[begin SUPPLIED RECORDS]
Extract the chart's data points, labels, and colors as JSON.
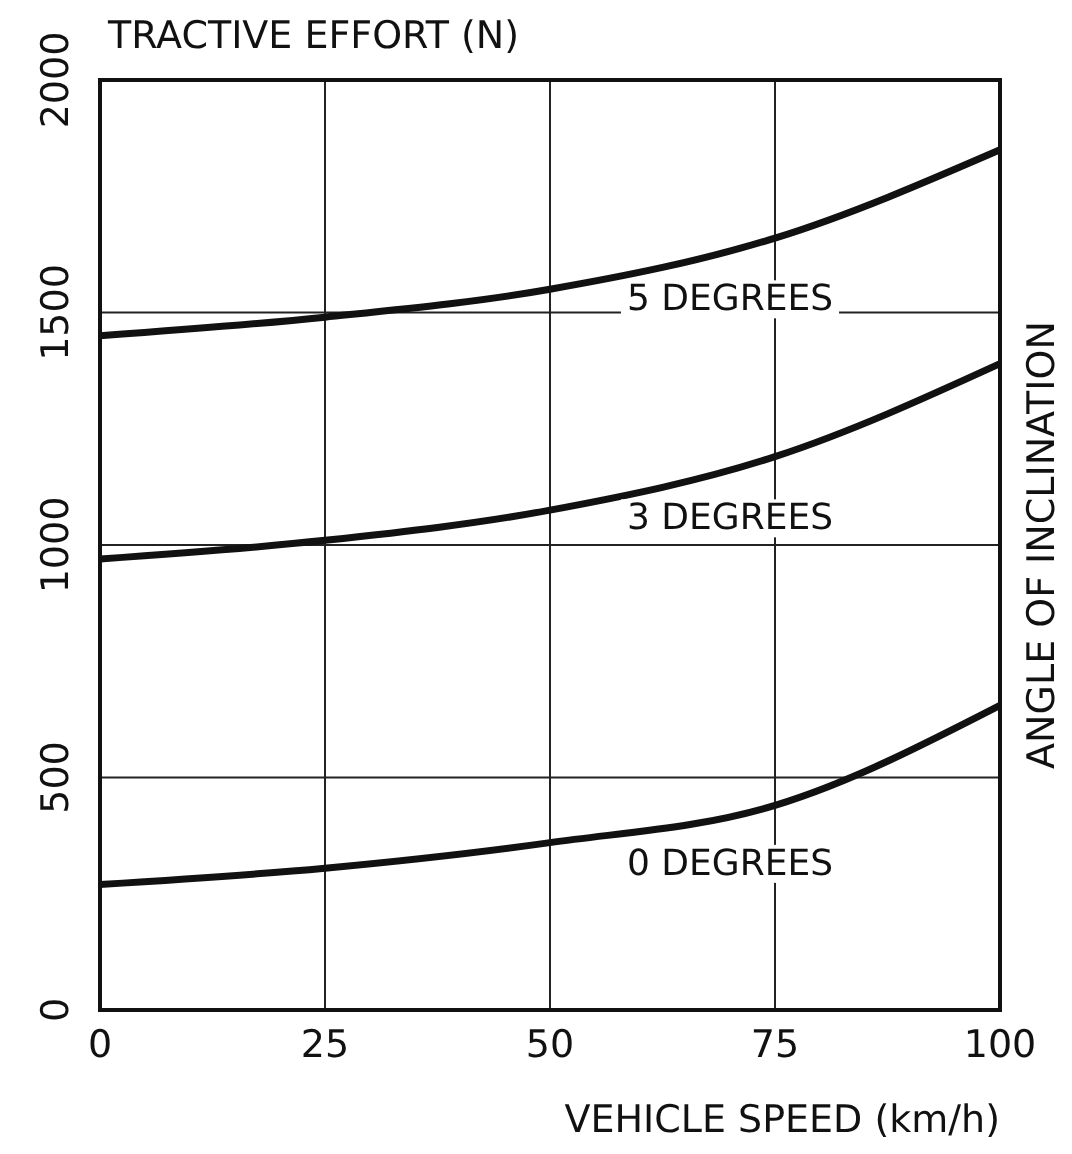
{
  "chart_data": {
    "type": "line",
    "title": "TRACTIVE EFFORT (N)",
    "xlabel": "VEHICLE SPEED (km/h)",
    "y2label": "ANGLE OF INCLINATION",
    "x": [
      0,
      25,
      50,
      75,
      100
    ],
    "series": [
      {
        "name": "5 DEGREES",
        "color": "#111111",
        "values": [
          1450,
          1490,
          1550,
          1660,
          1850
        ]
      },
      {
        "name": "3 DEGREES",
        "color": "#111111",
        "values": [
          970,
          1010,
          1075,
          1190,
          1390
        ]
      },
      {
        "name": "0 DEGREES",
        "color": "#111111",
        "values": [
          270,
          305,
          360,
          440,
          655
        ]
      }
    ],
    "xlim": [
      0,
      100
    ],
    "xticks": [
      0,
      25,
      50,
      75,
      100
    ],
    "ylim": [
      0,
      2000
    ],
    "yticks": [
      0,
      500,
      1000,
      1500,
      2000
    ],
    "grid": true,
    "marker": "none",
    "line_style": "solid"
  }
}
[end SUPPLIED RECORDS]
● **EXERCISE DIRECTIONS**: List all lines where "DEGREES" occurs.

● **RESULT OF THIS EXERCISE**:
        "name": "5 DEGREES",
        "name": "3 DEGREES",
        "name": "0 DEGREES",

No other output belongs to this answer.